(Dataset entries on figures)
····················

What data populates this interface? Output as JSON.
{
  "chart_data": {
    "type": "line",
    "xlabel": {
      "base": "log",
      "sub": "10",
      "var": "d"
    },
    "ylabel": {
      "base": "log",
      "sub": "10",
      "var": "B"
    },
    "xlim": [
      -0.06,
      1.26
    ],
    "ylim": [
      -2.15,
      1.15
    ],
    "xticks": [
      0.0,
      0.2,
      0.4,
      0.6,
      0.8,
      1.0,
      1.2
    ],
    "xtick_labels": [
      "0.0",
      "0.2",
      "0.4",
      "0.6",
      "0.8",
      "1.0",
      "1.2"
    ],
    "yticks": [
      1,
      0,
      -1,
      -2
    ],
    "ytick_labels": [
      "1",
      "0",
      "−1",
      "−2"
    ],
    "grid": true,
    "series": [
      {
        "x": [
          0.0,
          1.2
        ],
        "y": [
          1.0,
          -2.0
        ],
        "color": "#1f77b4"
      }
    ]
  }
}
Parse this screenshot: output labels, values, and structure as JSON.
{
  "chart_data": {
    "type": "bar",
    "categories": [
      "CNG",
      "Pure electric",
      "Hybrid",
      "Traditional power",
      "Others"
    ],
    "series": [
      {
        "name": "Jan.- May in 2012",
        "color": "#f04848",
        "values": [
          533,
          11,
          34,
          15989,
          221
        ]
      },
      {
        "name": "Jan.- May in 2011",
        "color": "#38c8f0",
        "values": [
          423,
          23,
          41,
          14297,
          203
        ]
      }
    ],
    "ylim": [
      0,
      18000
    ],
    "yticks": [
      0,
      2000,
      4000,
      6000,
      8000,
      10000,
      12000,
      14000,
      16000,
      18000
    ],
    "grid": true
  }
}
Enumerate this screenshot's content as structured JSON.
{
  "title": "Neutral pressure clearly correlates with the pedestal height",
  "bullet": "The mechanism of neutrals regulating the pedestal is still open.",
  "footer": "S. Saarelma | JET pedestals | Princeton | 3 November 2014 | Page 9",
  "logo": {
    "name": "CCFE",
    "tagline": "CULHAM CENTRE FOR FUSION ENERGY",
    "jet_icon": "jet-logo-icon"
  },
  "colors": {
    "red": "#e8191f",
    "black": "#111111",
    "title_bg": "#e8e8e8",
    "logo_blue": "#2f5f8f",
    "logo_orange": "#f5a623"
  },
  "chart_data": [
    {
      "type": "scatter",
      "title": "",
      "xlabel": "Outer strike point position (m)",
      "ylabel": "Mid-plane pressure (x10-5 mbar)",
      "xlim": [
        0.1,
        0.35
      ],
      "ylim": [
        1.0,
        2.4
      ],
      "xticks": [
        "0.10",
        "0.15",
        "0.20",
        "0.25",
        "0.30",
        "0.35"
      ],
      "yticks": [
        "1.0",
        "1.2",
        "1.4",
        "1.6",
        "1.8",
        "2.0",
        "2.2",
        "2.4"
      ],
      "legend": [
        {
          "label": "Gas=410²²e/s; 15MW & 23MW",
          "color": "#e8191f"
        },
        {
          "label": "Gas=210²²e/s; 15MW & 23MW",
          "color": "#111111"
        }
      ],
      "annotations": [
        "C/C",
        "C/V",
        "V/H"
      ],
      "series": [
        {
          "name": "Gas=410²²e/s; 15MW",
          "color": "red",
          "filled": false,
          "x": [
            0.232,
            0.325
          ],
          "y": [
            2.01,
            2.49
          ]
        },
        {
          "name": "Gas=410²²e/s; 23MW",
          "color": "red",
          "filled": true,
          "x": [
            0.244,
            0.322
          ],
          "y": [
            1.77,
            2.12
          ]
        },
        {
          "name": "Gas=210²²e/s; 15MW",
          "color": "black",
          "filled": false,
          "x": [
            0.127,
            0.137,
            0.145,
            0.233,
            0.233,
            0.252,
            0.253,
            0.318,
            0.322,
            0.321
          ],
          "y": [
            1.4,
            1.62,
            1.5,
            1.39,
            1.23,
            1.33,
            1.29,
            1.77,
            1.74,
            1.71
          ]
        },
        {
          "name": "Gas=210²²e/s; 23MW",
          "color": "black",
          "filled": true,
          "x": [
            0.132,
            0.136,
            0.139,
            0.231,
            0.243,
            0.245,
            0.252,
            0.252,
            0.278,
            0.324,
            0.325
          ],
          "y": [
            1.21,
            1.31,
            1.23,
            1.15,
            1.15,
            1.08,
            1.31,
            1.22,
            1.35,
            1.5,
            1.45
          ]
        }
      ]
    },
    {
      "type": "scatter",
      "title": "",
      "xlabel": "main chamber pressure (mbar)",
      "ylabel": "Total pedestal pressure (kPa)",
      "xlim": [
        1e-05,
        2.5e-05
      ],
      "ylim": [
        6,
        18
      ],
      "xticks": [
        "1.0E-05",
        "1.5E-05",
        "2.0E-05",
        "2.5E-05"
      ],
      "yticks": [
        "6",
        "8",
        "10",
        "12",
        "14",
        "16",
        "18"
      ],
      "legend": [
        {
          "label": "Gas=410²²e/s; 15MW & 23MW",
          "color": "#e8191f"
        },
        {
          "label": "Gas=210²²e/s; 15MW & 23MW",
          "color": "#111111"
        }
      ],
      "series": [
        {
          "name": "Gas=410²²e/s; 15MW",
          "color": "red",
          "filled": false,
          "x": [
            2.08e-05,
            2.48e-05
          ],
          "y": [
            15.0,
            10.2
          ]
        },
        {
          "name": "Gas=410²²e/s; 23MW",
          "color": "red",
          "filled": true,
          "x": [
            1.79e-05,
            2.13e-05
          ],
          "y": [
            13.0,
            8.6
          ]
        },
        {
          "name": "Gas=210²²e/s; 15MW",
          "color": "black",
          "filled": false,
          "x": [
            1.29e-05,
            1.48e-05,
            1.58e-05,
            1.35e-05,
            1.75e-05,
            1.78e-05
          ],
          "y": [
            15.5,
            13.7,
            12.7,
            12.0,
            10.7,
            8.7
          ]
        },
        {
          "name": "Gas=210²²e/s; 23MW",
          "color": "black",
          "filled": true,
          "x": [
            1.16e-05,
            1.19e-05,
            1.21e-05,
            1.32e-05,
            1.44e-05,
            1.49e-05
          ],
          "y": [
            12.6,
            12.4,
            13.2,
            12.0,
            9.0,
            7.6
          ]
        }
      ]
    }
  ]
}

····················

[Exercise prompt] Copy every line above that includes the string "pressure".

[Final result]
  "title": "Neutral pressure clearly correlates with the pedestal height",
      "ylabel": "Mid-plane pressure (x10-5 mbar)",
      "xlabel": "main chamber pressure (mbar)",
      "ylabel": "Total pedestal pressure (kPa)",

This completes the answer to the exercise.